Recorded data
# # # # #

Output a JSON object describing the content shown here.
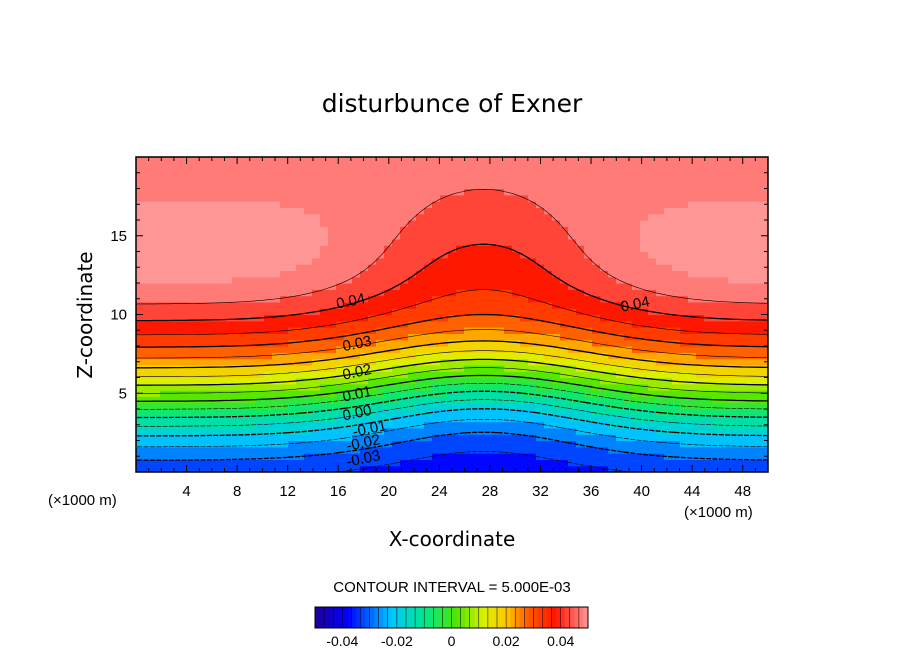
{
  "chart_data": {
    "type": "contour",
    "title": "disturbunce of Exner",
    "xlabel": "X-coordinate",
    "ylabel": "Z-coordinate",
    "x_unit": "(×1000 m)",
    "x_unit_right": "(×1000 m)",
    "xlim": [
      0,
      50
    ],
    "ylim": [
      0,
      20
    ],
    "xticks": [
      4,
      8,
      12,
      16,
      20,
      24,
      28,
      32,
      36,
      40,
      44,
      48
    ],
    "yticks": [
      5,
      10,
      15
    ],
    "contour_interval_text": "CONTOUR INTERVAL = 5.000E-03",
    "contour_interval": 0.005,
    "value_range": [
      -0.05,
      0.05
    ],
    "colormap": "rainbow blue-to-red",
    "negative_contours_dashed": true,
    "contour_labels": [
      {
        "text": "0.04",
        "x": 17,
        "z": 10.8
      },
      {
        "text": "0.04",
        "x": 39.5,
        "z": 10.6
      },
      {
        "text": "0.03",
        "x": 17.5,
        "z": 8.1
      },
      {
        "text": "0.02",
        "x": 17.5,
        "z": 6.3
      },
      {
        "text": "0.01",
        "x": 17.5,
        "z": 4.9
      },
      {
        "text": "0.00",
        "x": 17.5,
        "z": 3.7
      },
      {
        "text": "-0.01",
        "x": 18.5,
        "z": 2.7
      },
      {
        "text": "-0.02",
        "x": 18,
        "z": 1.8
      },
      {
        "text": "-0.03",
        "x": 18,
        "z": 0.8
      }
    ],
    "colorbar": {
      "ticks": [
        "-0.04",
        "-0.02",
        "0",
        "0.02",
        "0.04"
      ],
      "range": [
        -0.05,
        0.05
      ]
    }
  }
}
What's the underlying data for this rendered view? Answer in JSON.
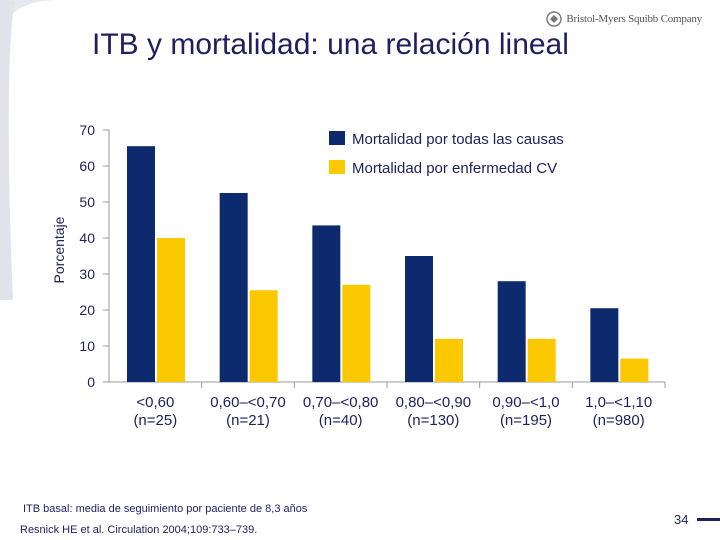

# # # # #

(Exercise goal): Print each entry shown above with exact wording and no pictures.

(Result for this exercise):
Output a JSON object describing the content shown here.
{
  "chart_data": {
    "type": "contour",
    "title": "disturbunce of Exner",
    "xlabel": "X-coordinate",
    "ylabel": "Z-coordinate",
    "x_unit": "(×1000 m)",
    "x_unit_right": "(×1000 m)",
    "xlim": [
      0,
      50
    ],
    "ylim": [
      0,
      20
    ],
    "xticks": [
      4,
      8,
      12,
      16,
      20,
      24,
      28,
      32,
      36,
      40,
      44,
      48
    ],
    "yticks": [
      5,
      10,
      15
    ],
    "contour_interval_text": "CONTOUR INTERVAL = 5.000E-03",
    "contour_interval": 0.005,
    "value_range": [
      -0.05,
      0.05
    ],
    "colormap": "rainbow blue-to-red",
    "negative_contours_dashed": true,
    "contour_labels": [
      {
        "text": "0.04",
        "x": 17,
        "z": 10.8
      },
      {
        "text": "0.04",
        "x": 39.5,
        "z": 10.6
      },
      {
        "text": "0.03",
        "x": 17.5,
        "z": 8.1
      },
      {
        "text": "0.02",
        "x": 17.5,
        "z": 6.3
      },
      {
        "text": "0.01",
        "x": 17.5,
        "z": 4.9
      },
      {
        "text": "0.00",
        "x": 17.5,
        "z": 3.7
      },
      {
        "text": "-0.01",
        "x": 18.5,
        "z": 2.7
      },
      {
        "text": "-0.02",
        "x": 18,
        "z": 1.8
      },
      {
        "text": "-0.03",
        "x": 18,
        "z": 0.8
      }
    ],
    "colorbar": {
      "ticks": [
        "-0.04",
        "-0.02",
        "0",
        "0.02",
        "0.04"
      ],
      "range": [
        -0.05,
        0.05
      ]
    }
  }
}
What's the underlying data for this rendered view? Answer in JSON.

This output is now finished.